━━ Extrait fourni ━━
Overblog
Editer l'article Suivre ce blog Administration + Créer mon blog
15 mars 2012 4 15 /03 /mars /2012 20:08

                                                   

 

 

Grève générale historique au Nigéria

 

Le Nigeria est le cinquième plus gros producteur de pétrole de l’OPEP. Son PIB est le deuxième plus important d’Afrique. Il exportait trente quatre milliards d’euros de pétrole en 2006. En avril de la même année, il devenait le premier pays africain à rembourser intégralement sa dette, estimée à trente millions de dollars. Quel beau modèle de développement économique pour le FMI et la Banque Mondiale ! Il faut aussi préciser que soixante dix pour cent de sa population vit sous le seuil de pauvreté, que cinq mille enfants de un à cinq ans meurent chaque année, que l’espérance de vie est de quarante cinq ans ou encore qu’il produit moins de trois mille cinq cent mégawatts d’électricité sur les soixante quinze mille mégawatts nécessaires. En 2012, le pays le plus peuplé d’Afrique possède à nouveau une dette de trente sept millions de dollars. Cet endettement n’a en rien servi à développer les infrastructures routières, de santé, d’éducation... Moins de six pour cent des clients des banques possèdent quatre vingt huit pour cent des dépôts et le revenu par habitant est plus bas que dans les années 1960 ! Cet endettement n’a servi qu’à enrichir l’élite nigériane corrompue.

 

Mais ce n’était pas suffisant : début janvier, trois semaines après une visite de Christine Lagarde, le gouvernement de Goodluck Jonathan –arrivé au pouvoir avec l’aide des puissances occidentales en 2010– a supprimé la subvention au secteur pétrolier, faisant passer du jour au lendemain le prix à la pompe de 0,31à 0,68 euro.

 

Ce fut la goutte d’eau qui fit déborder le vase. La réaction ne s’est pas fait attendre. Dès le 3 janvier, des manifestations massives eurent lieu dans plusieurs villes du pays. Le 9 janvier, à l’appel des deux grandes confédérations syndicales, une grève générale illimitée débuta. Deux cent mille personnes manifestèrent à Lagos, la capitale économique. La grève générale fut suivie dans les trente six états du pays. Jour après jour, les manifestations étaient de plus en plus importantes. Après une semaine de grève, les dirigeants syndicaux ont signé avec le gouvernement un soi-disant compromis fixant le prix du pétrole à 0,47 cent d’euro le litre – ce qui représente encore une augmentation de plus de cinquante pour cent – et ont appelé à cesser la grève.
━━━
» **Liste des tâches**:
a) D'après l'extrait sur la grève générale au Nigeria, combien de personnes ont manifesté à Lagos ?
b) Poursuivez l'extrait ci-dessus sur la grève générale au Nigeria à partir de l'endroit où il s'arrête.
━━ Données fournies ━━
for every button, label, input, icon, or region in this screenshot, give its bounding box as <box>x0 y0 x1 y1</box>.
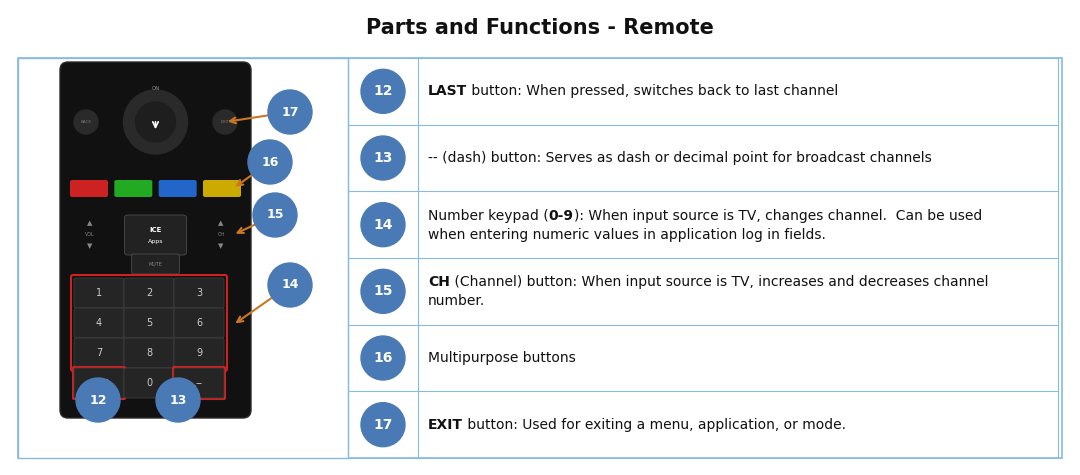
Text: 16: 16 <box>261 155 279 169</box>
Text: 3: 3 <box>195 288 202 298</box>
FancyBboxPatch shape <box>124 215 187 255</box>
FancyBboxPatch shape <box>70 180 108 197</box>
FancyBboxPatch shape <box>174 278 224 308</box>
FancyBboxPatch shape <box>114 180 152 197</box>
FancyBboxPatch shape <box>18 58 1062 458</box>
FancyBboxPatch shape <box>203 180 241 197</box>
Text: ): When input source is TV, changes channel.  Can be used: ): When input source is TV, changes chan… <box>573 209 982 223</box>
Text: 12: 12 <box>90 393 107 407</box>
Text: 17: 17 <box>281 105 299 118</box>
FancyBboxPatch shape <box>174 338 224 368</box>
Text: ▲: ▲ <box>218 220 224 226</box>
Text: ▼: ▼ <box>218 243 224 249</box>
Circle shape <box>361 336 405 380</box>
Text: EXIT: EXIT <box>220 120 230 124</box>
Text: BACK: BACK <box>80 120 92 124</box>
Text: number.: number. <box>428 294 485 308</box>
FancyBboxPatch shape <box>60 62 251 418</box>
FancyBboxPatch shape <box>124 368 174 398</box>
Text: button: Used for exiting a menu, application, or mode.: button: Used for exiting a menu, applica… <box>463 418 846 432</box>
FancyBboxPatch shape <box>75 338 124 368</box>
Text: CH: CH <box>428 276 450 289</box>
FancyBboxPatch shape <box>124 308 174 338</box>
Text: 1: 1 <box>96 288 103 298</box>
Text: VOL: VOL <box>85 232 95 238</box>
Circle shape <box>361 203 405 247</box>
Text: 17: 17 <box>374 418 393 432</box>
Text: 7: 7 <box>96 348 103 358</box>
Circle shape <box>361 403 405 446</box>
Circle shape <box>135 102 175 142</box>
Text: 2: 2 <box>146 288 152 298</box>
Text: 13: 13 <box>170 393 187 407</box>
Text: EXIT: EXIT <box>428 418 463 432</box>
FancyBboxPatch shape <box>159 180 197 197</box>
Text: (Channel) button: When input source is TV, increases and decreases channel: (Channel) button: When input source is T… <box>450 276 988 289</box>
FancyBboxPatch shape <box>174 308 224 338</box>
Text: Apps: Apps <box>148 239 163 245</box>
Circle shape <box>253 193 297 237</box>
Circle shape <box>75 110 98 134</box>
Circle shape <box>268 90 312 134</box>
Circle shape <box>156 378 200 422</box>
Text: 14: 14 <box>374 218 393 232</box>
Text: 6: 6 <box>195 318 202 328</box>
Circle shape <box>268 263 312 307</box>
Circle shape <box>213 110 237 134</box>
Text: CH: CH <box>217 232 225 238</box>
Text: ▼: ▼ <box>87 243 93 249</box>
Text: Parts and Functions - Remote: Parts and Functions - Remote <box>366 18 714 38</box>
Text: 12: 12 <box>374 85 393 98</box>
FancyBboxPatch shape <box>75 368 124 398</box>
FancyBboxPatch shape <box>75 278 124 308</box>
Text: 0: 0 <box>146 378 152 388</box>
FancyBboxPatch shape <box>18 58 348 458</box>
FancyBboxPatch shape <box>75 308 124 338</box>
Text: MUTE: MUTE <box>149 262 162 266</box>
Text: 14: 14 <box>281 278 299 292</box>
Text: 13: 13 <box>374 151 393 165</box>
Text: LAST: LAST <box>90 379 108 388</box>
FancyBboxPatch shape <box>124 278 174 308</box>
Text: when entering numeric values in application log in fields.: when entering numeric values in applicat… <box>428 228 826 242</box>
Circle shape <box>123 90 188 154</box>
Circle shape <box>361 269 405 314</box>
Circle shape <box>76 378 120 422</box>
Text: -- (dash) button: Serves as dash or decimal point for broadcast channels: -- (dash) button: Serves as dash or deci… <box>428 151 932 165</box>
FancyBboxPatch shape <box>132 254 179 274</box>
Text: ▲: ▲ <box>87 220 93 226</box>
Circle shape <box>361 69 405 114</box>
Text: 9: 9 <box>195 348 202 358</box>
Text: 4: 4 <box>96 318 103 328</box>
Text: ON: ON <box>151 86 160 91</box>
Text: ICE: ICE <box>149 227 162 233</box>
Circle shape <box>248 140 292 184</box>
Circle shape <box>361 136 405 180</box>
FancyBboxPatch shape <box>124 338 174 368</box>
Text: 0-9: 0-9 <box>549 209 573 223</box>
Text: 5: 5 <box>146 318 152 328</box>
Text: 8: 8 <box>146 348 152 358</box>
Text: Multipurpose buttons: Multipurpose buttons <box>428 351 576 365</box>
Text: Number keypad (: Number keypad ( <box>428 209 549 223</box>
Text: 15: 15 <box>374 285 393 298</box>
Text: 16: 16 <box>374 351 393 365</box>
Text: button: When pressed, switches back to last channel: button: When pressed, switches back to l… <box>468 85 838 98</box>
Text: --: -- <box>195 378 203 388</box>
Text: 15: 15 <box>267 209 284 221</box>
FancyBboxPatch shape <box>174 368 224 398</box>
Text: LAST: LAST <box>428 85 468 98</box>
━━━
━━ Données fournies ━━
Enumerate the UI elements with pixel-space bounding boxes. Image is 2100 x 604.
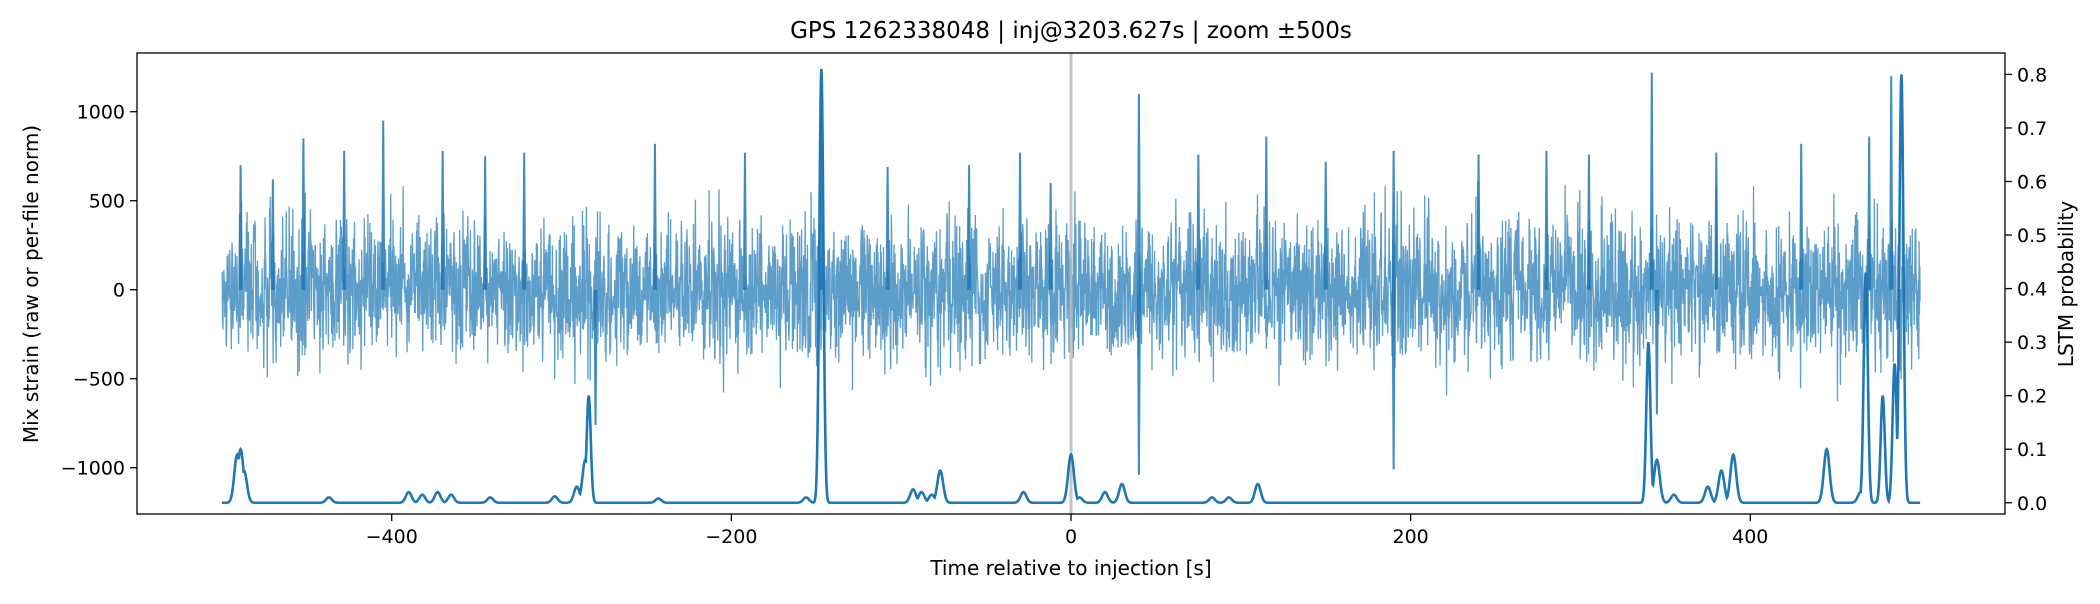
━━━
» **Résultats des tâches**:
a) Deux cent mille personnes ont manifesté à Lagos.

b)
Nos camarades nigérians, réunis autour du journal The workers’alternative, nous font part d’un changement profond dans la mentalité des jeunes. Inspirés par les révolutions tunisiennes et égyptiennes, ils sont décidés à occuper les places et à ne plus se laisser diviser. En effet, depuis des années, les élites corrompues du Nigeria jouent sur l’opposition entre le nord musulman et le sud chrétien pour diviser le peuple. Mais lors de ces manifestations, dans de nombreuses villes du Nigeria, des chrétiens ont protégé des musulmans lors de leurs prières. Inversement, des musulmans ont monté la garde devant les églises pendant la messe (en particulier à Minna où la secte Boko Haram avait fait exploser une bombe à Noël, tuant de nombreux chrétiens).

 

Même si la victoire est très relative, plus rien ne sera comme avant. La conscience des Nigérians a fait un bond. Le peuple est entré dans l’arène politique. Il est déterminé à se faire entendre. Cette grande grève n’est que le début d’une intensification de la lutte des classes.

 

Le député travailliste britannique John Robertson, président d’une mission parlementaire sur la région, y a mené une visite en août 2005. Il expliquait : « Le peuple du delta sait que le pétrole génère une énorme richesse dont il ne profite pas. [...] [Cette situation] crée aussi des ressentiments, tant à l’égard des entreprises qui produisent cette richesse (principalement étrangères : quarante pour cent du pétrole nigérian est raffiné par la compagnie Shell) qu’à l’encontre des chefs de communauté, accusés de collusion avec celles-ci ». Et John Robertson s’interrogeait : « Si une révolution survient au Nigeria, quelles en seront les conséquences pour l’Afrique ? » Une chose est sûre : tôt ou tard, une révolution éclatera au Nigeria. Si le peuple en sort victorieux et parvient à exproprier son élite corrompue et les vampires du FMI et de la Banque Mondiale, d’autres pays africains se soulèveront.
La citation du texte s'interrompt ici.